• **ПИСЬМЕННЫЙ ЗАПРОС 1**
Определите, соответствуют ли фрагменту о боях масс с олигархией три утверждения, помеченные (а), (б), (в). Каждый ответ должен быть «да» или «нет» с точной цитатой решающих слов фрагмента. (а) 25 октября в Сан-Паулу городские низы захватили тюрьму Камбуси. (б) Высший генералитет перешел на сторону Либерального альянса. (в) Баррикадные бои шли во всех городах.
• **ПИСЬМЕННЫЙ ЗАПРОС 2**
Напишите продолжение фрагмента о боях масс с олигархией, начиная сразу после его последнего предложения.

• **ВЫБРАННЫЙ ОТРЫВОК**
Факты свидетельствуют о том, что массы сыграли главную роль в боях с олигархией. В городах Порту-Алегри, Итаки (штат Риу-Гранди-ду-Сул), Ресифи (штат Пернамбуку), Белу-Оризонти (штат Минас-Жераис), Жоао-Нейва (штат Эспириту-Санту) гражданское население примкнуло к войскам либералов. Многие раздобыли оружие и сражались в боях против правительственных частей. В городе Сан-Паулу 25 октября городские низы с оружием в руках овладели тюрьмой Камбуси, освободили всех политических заключенных. Всюду проходили антиправительственные демонстрации. В ряде городов завязались баррикадные бои. Часто еще до прихода войск Либерального альянса народ фактически сметал старую власть. Дело даже не столько в конкретных выступлениях масс против олигархии, сколько в росте общественной активности народа, революционных настроений. С этим фактором уже нельзя было не считаться.
В условиях нарастающей активности «низов» высший генералитет, продолжавший поддерживать старый режим, опасаясь, по признанию генерала Тассо Фрагосо, «повсеместного роста возбуждения», «национальной революции невиданного прежде масштаба»{90}, принял решение ускорить события и свести все дело к дворцовому перевороту.

• **СТРОКИ**
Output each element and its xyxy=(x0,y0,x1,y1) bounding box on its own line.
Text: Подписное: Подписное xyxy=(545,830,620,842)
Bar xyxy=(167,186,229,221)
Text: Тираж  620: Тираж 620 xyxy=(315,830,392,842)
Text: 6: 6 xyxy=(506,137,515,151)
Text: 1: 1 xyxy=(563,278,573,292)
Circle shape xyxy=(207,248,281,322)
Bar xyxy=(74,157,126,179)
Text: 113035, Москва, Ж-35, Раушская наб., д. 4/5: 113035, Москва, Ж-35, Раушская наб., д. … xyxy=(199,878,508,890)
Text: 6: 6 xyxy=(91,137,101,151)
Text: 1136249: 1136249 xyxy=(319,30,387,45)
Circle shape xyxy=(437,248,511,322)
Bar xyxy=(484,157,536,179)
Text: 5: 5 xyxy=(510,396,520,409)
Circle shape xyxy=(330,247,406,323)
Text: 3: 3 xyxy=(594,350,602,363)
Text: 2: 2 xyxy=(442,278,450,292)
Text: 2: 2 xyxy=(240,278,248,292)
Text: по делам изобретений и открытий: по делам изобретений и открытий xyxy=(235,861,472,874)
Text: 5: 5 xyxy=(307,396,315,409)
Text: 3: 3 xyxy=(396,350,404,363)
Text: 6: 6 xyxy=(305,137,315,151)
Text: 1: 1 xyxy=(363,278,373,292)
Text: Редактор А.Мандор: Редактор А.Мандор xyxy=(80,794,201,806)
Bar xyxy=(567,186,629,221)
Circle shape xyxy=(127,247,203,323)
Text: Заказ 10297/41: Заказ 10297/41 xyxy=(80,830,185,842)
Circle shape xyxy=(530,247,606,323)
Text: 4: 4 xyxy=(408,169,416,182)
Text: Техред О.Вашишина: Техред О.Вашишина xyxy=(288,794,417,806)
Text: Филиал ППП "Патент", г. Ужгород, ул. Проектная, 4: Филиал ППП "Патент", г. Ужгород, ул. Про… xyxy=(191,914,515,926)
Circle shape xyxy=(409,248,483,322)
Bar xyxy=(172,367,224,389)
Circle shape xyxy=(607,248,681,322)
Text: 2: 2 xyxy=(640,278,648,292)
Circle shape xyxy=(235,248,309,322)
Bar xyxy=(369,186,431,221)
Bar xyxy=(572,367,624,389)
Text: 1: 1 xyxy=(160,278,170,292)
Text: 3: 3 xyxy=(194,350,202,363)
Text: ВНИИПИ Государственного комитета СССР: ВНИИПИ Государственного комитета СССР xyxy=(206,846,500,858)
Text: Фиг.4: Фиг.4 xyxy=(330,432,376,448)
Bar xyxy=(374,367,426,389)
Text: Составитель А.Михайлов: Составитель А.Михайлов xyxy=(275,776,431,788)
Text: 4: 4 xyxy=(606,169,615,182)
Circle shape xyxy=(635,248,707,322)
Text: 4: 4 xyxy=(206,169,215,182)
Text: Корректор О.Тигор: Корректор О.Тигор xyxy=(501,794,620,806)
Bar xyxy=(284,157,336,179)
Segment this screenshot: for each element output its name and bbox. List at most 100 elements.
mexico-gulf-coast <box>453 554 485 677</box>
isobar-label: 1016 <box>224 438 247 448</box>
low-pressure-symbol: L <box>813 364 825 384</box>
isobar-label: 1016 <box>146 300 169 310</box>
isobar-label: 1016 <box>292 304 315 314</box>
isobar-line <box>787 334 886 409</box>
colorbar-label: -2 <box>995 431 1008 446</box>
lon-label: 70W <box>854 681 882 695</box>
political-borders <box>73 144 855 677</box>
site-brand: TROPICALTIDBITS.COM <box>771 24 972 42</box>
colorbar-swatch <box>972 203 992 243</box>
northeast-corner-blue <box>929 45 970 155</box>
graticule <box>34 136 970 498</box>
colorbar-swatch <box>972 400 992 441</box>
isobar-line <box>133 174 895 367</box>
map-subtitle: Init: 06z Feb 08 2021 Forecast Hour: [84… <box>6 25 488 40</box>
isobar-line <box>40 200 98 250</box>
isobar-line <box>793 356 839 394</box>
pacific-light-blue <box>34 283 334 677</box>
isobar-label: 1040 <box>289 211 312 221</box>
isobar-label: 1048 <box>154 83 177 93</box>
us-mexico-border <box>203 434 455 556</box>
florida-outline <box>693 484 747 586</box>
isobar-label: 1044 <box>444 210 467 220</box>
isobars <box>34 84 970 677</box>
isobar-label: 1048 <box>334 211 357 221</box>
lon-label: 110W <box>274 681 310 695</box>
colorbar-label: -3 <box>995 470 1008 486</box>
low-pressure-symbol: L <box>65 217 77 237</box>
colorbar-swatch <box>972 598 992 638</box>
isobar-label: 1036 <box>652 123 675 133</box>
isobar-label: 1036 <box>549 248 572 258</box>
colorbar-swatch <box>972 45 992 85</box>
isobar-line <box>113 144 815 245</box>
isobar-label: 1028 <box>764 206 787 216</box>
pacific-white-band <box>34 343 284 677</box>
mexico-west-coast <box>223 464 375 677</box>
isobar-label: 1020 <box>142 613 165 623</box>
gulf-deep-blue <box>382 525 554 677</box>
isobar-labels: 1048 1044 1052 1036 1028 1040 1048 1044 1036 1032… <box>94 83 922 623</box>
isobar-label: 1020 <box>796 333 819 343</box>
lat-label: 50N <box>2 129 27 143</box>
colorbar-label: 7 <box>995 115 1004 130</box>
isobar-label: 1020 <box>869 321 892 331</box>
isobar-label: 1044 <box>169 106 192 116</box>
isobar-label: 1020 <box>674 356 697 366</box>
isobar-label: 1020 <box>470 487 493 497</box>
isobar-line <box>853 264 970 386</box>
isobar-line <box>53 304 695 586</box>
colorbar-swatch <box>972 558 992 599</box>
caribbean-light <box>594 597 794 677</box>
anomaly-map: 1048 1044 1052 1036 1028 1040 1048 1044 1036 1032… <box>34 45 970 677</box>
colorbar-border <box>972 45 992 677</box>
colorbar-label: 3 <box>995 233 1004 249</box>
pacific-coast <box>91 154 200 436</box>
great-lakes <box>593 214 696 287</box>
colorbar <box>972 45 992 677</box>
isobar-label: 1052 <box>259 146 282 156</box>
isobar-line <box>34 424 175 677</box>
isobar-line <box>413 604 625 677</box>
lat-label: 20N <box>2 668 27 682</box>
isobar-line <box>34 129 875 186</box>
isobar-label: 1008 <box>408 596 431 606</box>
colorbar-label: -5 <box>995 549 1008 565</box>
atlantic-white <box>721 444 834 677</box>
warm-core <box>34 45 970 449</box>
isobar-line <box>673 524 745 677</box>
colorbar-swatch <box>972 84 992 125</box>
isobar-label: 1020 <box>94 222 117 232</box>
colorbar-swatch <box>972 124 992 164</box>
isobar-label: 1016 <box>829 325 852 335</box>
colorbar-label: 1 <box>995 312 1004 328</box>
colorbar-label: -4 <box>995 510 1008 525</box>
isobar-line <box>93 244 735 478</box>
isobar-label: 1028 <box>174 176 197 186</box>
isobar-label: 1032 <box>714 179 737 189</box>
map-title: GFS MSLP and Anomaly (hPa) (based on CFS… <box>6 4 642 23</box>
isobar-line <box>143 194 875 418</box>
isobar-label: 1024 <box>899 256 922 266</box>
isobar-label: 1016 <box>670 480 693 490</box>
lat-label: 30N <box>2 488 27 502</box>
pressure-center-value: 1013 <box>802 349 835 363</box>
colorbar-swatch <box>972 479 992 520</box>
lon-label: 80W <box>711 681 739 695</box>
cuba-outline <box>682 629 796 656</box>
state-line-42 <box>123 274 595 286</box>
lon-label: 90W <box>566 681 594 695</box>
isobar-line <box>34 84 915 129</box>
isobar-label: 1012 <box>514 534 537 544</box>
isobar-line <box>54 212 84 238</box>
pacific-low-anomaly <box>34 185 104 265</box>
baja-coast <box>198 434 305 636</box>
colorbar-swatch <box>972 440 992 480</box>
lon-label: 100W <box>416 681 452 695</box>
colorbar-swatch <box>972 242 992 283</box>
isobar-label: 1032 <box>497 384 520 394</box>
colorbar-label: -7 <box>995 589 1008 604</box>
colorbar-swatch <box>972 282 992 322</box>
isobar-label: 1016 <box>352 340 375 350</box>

• **ОТВЕТ 1**
(а) Да: «В городе Сан-Паулу 25 октября городские низы с оружием в руках овладели тюрьмой Камбуси».
(б) Нет: «высший генералитет, продолжавший поддерживать старый режим».
(в) Нет: «В ряде городов завязались баррикадные бои».

• **ОТВЕТ 2**
23 октября в Рио-де-Жанейро против центрального правительства по приказу командующего гарнизоном выступил форт Копакабана и 3-й пехотный полк. К ним вскоре присоединился ряд других частей гарнизона. Группа высших генералов предъявила растерянному президенту В. Луису ультиматум о немедленной отставке. Требование поддержал кардинал Леме, по мнению которого, в создавшемся положении это был единственный выход, который бы «умиротворил народ». В. Луису ничего не оставалось делать, кроме как последовать совету кардинала.
Власть в Рио-де-Жанейро 24 октября без какого-либо сопротивления взяла в свои руки военная хунта во главе с генералом Тассо Фрагосо. «Во второй половине дня, — пишет Аффонсо Энрикес, — в Рио-де-Жанейро стихийно начался карнавал… Это была своеобразная форма ликования народа по поводу достигнутой победы»{91}. Толпы экзальтированных людей подожгли здания правительственных газет. Военная хунта попыталась было противопоставить себя войскам Либерального альянса, выдвинув идею о том, что отставка президента открывает путь к «умиротворению». Фактически хунта призвала прекратить все вооруженные действия и признать ее власть. Однако все попытки хунты стабилизировать положение оказались тщетны.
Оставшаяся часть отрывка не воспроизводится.